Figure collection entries
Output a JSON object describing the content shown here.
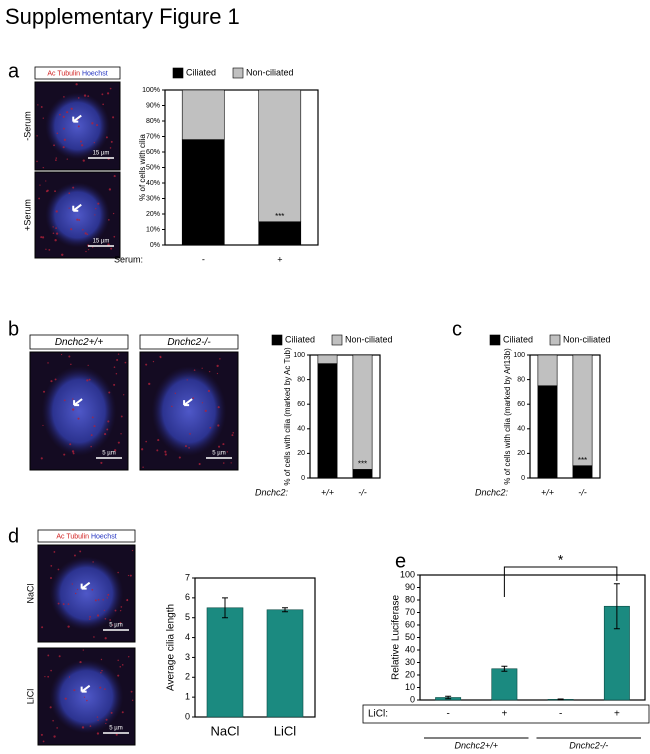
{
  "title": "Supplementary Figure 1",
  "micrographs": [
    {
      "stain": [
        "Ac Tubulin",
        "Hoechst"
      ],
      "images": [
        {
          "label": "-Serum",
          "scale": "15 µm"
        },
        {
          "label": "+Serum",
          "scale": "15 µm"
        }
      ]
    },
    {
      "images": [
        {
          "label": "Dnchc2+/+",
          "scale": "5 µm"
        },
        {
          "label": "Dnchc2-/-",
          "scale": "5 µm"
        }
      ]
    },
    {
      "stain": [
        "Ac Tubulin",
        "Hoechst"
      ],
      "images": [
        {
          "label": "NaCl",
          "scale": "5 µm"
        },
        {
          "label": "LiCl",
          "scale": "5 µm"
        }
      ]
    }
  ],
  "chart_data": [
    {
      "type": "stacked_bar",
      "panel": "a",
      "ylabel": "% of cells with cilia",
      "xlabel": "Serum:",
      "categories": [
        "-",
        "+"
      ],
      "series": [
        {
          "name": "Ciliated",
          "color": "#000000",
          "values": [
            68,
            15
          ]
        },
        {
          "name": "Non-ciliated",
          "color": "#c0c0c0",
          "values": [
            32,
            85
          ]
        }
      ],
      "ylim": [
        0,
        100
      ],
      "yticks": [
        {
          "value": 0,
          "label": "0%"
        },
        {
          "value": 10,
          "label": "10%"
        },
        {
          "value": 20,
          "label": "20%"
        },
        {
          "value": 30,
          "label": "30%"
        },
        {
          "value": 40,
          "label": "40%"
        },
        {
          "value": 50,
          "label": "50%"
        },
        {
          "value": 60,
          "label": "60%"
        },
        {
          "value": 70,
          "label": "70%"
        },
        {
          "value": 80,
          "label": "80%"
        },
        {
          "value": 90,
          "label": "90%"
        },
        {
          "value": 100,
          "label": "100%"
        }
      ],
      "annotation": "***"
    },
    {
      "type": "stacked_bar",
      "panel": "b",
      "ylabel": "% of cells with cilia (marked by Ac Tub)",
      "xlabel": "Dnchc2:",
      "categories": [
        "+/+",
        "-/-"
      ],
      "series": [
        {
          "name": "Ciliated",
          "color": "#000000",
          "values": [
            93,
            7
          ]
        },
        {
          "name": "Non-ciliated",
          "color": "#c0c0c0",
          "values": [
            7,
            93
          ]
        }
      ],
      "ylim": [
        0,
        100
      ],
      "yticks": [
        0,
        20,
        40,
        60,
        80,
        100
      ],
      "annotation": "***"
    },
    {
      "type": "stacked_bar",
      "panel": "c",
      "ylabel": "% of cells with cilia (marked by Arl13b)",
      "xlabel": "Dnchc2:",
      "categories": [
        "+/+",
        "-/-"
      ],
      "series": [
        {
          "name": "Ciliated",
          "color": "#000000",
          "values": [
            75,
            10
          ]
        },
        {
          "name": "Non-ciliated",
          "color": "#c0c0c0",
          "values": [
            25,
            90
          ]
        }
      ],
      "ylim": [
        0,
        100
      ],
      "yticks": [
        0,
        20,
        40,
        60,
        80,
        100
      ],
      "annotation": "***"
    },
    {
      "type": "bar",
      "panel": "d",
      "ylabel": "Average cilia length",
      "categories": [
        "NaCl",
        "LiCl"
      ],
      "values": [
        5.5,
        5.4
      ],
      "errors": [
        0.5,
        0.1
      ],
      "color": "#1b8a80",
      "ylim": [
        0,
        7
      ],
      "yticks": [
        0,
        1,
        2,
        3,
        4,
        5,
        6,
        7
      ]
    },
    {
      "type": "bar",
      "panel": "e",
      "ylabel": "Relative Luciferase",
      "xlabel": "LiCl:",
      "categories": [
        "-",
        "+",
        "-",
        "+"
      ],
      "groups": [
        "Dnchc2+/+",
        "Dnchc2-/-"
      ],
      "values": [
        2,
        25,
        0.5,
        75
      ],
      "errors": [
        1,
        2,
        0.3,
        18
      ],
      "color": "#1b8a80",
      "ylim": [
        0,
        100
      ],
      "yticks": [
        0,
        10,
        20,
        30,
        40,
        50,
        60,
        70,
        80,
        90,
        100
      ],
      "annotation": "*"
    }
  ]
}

- **Required action**
Note down each line above where the word "Serum" occurs.

- **Response for this exercise**
          "label": "-Serum",
          "label": "+Serum",
      "xlabel": "Serum:",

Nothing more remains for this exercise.